■ DATA RECORDS:

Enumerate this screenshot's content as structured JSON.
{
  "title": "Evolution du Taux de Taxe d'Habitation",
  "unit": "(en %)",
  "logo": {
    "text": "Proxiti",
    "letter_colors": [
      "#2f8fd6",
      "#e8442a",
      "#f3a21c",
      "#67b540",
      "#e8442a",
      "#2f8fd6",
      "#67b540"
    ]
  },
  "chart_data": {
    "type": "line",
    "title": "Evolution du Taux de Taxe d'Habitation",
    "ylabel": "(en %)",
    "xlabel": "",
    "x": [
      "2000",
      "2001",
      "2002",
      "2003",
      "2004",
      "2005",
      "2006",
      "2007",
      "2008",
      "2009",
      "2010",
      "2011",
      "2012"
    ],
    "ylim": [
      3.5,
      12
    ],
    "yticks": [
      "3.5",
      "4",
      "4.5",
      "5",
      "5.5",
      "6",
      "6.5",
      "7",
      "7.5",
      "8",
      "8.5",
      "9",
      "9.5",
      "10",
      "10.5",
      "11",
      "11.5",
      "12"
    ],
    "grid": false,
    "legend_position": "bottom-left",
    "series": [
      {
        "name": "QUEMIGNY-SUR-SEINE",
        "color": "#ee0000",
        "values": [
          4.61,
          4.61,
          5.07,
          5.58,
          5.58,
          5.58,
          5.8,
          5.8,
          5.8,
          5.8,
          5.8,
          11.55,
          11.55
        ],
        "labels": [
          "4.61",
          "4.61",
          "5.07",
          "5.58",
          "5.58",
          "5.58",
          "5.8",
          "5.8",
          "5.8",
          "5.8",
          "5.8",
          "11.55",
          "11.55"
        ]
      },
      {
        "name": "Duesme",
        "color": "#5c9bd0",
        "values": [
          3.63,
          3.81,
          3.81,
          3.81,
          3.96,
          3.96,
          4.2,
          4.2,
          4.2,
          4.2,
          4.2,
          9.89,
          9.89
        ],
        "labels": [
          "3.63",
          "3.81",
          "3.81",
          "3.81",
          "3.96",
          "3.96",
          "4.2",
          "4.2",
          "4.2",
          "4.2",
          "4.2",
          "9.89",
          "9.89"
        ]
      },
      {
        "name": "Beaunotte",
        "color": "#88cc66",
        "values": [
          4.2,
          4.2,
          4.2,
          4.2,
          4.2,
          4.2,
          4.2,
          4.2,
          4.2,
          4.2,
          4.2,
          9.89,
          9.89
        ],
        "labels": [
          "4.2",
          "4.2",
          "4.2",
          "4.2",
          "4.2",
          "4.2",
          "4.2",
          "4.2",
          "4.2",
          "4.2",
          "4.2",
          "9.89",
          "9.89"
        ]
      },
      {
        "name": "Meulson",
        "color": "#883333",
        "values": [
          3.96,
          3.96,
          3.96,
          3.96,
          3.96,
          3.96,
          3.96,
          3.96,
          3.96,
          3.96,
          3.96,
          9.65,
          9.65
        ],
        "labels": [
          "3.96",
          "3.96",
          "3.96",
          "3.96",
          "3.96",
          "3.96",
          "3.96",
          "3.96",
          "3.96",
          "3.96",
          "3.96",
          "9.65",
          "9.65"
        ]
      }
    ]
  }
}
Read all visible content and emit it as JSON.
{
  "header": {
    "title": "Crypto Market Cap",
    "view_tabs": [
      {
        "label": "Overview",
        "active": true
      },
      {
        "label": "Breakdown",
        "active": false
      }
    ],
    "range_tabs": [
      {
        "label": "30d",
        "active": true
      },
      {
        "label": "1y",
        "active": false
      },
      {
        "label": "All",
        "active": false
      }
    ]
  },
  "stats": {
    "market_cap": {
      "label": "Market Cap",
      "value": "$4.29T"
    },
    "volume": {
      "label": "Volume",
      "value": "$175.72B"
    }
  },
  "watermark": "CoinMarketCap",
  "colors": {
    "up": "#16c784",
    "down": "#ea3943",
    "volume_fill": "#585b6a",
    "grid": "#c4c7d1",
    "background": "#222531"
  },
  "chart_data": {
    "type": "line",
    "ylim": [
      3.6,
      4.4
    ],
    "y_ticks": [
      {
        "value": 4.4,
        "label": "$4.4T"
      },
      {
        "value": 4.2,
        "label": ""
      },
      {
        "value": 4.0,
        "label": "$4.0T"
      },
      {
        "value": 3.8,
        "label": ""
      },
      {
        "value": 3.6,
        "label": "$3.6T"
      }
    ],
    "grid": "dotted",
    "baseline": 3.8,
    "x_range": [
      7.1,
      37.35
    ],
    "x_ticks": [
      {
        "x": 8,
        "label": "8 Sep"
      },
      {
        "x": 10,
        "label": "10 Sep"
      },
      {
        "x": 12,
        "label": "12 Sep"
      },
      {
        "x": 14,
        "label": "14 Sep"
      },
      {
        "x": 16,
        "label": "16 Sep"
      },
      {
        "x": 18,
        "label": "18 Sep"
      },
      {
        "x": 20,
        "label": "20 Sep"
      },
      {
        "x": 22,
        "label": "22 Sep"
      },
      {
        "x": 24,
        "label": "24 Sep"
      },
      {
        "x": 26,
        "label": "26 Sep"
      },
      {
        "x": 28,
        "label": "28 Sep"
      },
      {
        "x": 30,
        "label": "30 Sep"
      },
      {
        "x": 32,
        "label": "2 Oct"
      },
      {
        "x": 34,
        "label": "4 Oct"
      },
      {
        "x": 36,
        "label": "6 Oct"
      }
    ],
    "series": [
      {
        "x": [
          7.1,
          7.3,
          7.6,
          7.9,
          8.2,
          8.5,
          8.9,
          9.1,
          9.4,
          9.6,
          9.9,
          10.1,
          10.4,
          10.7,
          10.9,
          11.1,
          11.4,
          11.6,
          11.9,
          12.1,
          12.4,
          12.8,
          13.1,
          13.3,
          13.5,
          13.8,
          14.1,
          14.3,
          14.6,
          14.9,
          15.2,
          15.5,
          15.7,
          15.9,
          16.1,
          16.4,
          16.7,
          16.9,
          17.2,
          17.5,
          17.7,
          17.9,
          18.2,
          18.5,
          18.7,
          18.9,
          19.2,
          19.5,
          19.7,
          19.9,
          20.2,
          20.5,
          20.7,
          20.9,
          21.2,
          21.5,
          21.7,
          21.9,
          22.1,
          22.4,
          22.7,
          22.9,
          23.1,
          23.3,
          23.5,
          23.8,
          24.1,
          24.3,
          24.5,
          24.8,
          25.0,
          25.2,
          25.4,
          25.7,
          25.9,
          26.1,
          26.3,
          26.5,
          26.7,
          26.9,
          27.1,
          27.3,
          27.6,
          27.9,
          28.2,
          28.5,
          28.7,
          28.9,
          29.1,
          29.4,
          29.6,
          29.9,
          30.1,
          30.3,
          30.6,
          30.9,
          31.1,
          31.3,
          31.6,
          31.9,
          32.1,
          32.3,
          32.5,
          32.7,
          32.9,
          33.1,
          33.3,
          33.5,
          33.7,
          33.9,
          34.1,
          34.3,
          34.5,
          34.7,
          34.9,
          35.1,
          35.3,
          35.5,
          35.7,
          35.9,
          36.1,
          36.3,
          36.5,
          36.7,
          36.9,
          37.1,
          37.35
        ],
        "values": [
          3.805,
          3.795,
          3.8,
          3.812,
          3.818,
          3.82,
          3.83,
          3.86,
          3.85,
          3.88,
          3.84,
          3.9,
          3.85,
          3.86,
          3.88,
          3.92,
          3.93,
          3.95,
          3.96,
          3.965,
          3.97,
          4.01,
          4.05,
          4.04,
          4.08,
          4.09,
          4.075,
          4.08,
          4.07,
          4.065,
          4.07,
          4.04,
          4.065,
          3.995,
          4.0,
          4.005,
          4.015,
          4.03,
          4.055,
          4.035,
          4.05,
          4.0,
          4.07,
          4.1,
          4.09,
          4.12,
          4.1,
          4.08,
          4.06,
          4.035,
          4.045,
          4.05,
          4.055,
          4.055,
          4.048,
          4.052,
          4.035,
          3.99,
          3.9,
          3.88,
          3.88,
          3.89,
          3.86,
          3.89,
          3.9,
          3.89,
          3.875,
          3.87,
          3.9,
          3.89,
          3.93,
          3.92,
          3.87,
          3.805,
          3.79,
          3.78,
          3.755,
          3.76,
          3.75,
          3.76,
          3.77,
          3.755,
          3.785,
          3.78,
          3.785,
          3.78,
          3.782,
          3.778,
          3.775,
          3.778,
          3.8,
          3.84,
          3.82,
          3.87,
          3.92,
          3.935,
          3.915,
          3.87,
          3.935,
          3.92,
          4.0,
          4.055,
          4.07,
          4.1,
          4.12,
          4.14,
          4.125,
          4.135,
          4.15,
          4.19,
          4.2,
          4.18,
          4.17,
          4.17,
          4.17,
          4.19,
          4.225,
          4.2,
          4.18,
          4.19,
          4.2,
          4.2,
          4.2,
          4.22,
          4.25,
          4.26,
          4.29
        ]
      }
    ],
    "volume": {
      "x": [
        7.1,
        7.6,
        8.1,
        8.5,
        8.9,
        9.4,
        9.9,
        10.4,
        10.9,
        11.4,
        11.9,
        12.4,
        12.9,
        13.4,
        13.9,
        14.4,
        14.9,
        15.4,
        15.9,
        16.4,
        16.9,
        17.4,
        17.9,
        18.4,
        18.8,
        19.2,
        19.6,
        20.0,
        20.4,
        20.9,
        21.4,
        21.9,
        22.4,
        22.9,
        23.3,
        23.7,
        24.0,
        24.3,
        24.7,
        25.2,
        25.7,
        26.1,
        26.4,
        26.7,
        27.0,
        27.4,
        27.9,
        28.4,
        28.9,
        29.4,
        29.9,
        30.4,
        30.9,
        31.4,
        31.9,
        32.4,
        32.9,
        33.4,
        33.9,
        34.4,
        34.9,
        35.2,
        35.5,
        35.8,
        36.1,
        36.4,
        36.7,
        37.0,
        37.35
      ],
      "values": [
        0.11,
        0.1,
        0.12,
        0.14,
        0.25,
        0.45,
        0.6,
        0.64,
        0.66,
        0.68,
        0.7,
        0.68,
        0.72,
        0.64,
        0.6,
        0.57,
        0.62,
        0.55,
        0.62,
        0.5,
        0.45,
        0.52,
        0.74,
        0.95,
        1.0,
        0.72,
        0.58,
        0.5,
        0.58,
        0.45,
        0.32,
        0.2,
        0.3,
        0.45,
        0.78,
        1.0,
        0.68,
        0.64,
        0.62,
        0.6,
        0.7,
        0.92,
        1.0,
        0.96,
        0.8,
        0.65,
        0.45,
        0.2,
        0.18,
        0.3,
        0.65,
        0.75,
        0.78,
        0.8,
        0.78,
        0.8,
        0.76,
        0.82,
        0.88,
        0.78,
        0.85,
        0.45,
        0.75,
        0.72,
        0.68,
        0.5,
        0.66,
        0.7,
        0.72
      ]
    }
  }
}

■ INSTRUCTIONS FOR THE TASK:
Counting only lines of the data above that hold "Evolution", report the total and nothing else.

■ RESULT OF THIS TASK:
2